►
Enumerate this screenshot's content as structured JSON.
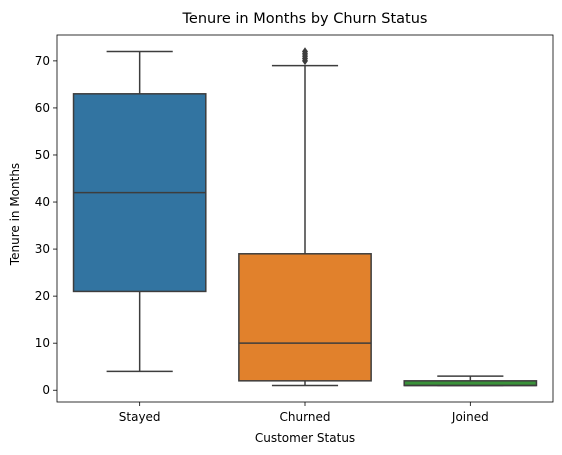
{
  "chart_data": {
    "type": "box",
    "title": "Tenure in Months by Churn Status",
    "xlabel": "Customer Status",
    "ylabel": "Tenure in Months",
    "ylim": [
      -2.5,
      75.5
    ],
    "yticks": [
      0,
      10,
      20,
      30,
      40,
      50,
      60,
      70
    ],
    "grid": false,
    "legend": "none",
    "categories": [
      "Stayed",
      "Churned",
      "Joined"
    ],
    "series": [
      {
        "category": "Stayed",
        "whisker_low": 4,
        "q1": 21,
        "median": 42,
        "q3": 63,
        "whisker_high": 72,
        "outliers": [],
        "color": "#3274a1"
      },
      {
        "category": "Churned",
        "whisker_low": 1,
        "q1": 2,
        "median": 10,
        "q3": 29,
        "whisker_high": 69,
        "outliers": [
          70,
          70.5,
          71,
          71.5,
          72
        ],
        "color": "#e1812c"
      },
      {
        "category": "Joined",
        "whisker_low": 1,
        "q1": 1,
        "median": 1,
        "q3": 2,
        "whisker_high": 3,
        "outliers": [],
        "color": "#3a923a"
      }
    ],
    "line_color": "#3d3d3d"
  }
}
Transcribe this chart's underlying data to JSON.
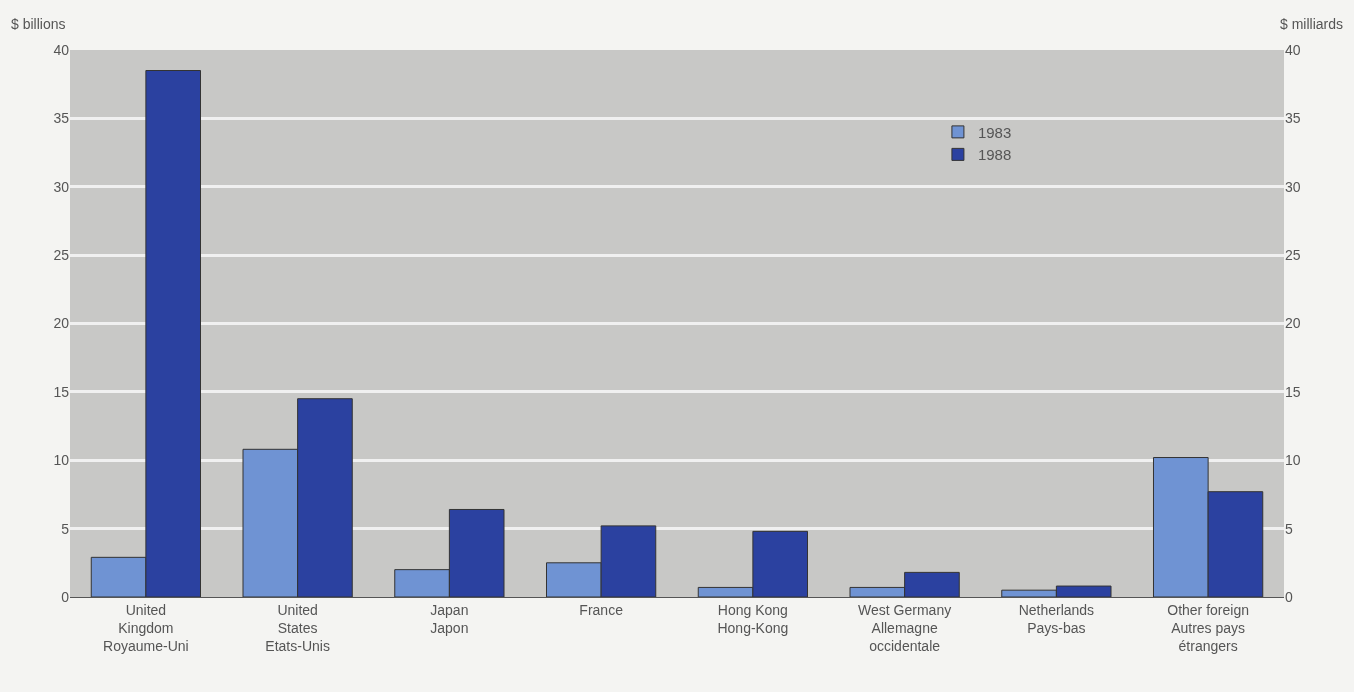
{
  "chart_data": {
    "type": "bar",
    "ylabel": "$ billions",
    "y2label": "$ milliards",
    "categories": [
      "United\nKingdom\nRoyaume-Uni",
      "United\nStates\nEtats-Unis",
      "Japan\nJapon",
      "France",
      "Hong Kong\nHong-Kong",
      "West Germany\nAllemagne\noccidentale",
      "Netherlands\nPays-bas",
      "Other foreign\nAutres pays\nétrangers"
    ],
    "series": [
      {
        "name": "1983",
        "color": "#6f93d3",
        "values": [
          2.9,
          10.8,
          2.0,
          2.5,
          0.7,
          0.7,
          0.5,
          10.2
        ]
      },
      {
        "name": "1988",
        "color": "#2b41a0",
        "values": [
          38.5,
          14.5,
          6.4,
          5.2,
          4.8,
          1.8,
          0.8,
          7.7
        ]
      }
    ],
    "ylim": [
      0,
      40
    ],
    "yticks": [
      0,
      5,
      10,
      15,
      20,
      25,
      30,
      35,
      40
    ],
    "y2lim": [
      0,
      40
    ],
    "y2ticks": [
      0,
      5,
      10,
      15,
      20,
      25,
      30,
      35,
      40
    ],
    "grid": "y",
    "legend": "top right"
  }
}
◄
►
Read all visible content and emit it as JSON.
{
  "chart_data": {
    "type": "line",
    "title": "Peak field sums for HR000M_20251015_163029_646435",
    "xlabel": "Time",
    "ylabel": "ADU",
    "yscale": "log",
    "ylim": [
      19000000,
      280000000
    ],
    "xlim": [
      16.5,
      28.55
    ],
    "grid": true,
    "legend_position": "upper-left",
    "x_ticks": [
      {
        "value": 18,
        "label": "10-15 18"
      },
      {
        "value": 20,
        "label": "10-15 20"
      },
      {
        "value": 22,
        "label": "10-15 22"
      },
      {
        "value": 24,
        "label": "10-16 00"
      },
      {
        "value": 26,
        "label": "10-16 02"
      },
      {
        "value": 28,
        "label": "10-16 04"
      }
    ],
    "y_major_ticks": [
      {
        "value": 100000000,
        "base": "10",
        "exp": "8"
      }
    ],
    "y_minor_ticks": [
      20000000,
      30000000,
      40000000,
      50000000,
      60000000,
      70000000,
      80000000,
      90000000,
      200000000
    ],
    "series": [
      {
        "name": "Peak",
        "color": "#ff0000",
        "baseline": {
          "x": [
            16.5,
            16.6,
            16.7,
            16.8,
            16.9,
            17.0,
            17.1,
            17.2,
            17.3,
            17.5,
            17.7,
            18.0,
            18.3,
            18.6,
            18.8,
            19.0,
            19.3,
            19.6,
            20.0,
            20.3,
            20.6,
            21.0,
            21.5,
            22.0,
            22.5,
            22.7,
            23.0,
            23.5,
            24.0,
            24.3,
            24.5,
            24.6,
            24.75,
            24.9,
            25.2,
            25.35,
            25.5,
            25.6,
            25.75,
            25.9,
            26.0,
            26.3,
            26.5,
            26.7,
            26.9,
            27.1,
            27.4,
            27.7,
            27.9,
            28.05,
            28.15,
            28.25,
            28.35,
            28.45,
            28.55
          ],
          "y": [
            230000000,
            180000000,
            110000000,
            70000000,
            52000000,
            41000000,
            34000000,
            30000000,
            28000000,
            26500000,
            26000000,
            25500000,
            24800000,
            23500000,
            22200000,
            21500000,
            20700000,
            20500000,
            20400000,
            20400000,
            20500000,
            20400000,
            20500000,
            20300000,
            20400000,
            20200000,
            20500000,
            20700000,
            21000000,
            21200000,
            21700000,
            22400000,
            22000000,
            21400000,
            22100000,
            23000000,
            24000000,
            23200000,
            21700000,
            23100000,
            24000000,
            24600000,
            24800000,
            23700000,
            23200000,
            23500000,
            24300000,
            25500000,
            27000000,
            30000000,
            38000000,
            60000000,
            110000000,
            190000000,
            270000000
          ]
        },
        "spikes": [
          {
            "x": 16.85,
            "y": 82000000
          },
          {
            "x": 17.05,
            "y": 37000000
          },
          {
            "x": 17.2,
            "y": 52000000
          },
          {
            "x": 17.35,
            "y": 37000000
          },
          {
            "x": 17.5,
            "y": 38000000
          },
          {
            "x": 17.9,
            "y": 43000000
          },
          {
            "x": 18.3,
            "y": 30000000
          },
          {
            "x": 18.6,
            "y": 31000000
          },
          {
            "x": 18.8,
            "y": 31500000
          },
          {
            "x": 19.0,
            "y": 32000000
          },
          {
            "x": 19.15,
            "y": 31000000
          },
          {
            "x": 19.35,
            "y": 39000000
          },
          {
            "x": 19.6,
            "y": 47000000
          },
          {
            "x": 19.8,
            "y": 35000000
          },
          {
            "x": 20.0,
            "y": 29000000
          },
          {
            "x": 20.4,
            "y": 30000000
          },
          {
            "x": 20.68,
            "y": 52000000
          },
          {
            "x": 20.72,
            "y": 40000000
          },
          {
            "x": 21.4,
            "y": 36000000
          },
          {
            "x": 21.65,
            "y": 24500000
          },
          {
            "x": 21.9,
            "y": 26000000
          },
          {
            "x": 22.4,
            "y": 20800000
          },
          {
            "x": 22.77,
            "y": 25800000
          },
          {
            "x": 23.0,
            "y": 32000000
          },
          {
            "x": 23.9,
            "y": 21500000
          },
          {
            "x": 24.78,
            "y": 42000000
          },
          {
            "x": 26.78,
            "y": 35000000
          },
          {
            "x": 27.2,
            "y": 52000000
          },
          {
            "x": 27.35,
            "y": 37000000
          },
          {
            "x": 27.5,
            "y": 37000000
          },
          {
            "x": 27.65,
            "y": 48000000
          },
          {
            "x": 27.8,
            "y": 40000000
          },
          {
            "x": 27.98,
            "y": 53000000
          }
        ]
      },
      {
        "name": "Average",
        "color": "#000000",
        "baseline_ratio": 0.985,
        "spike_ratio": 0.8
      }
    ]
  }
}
◄
## TASK DESCRIPTION
Collect the lines of the data that carry the word "Status".

## WRITTEN RESPONSE
    "title": "Tenure in Months by Churn Status",
    "xlabel": "Customer Status",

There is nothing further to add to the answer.